INPUT DATA:
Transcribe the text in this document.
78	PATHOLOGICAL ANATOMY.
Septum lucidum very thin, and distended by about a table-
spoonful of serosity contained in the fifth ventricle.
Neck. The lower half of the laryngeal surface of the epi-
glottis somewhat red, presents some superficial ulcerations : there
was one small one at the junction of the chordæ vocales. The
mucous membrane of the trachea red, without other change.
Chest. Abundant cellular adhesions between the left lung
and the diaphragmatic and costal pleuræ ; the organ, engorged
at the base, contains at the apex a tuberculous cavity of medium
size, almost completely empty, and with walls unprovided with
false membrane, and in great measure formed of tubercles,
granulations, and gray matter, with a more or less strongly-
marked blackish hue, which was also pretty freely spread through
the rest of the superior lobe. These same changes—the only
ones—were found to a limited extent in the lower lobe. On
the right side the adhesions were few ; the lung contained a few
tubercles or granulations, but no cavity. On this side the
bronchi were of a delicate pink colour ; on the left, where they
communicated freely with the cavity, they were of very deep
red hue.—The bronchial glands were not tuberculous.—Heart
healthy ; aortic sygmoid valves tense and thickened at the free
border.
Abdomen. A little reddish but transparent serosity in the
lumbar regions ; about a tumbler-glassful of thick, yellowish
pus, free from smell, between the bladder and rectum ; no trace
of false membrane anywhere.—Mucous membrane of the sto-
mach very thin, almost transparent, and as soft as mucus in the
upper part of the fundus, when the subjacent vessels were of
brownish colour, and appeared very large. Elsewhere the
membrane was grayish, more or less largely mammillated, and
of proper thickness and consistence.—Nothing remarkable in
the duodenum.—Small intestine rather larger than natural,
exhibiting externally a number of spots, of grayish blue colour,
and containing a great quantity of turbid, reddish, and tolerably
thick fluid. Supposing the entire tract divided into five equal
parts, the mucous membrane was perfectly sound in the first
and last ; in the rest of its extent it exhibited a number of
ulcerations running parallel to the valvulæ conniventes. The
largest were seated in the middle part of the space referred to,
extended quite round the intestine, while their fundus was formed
==
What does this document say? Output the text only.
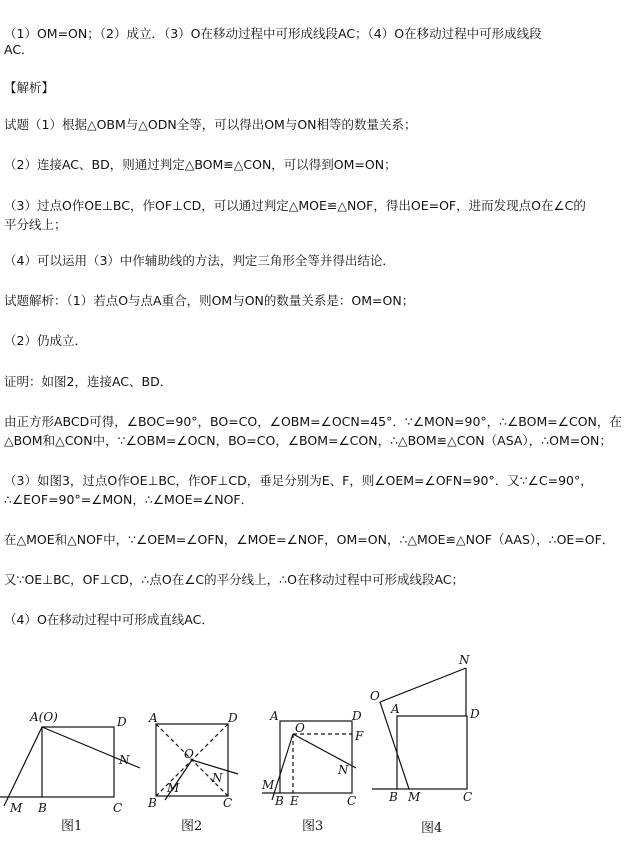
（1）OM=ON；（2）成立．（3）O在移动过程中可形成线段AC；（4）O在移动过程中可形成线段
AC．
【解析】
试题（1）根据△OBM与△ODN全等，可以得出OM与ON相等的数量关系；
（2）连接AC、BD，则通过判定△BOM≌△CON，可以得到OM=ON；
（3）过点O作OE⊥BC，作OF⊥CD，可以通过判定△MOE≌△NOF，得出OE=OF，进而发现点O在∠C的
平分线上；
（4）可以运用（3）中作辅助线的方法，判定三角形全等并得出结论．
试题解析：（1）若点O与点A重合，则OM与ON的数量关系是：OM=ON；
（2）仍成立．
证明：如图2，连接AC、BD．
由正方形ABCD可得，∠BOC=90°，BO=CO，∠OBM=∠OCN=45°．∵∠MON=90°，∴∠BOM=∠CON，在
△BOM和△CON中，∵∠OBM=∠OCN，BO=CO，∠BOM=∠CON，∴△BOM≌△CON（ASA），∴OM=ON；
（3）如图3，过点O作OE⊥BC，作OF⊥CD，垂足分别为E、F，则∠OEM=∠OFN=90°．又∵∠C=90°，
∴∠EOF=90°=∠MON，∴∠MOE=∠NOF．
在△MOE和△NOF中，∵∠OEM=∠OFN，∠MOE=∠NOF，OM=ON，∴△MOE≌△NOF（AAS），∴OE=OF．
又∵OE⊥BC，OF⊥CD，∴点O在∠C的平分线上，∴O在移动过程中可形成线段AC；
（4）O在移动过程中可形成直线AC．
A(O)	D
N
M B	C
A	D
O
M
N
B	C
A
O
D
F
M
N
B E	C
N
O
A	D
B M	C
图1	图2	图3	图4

EXERCISE INSTRUCTIONS:
Pull out all lines in the data above that include "text".

TASK RESPONSE:
Transcribe the text in this document.
What does this document say? Output the text only.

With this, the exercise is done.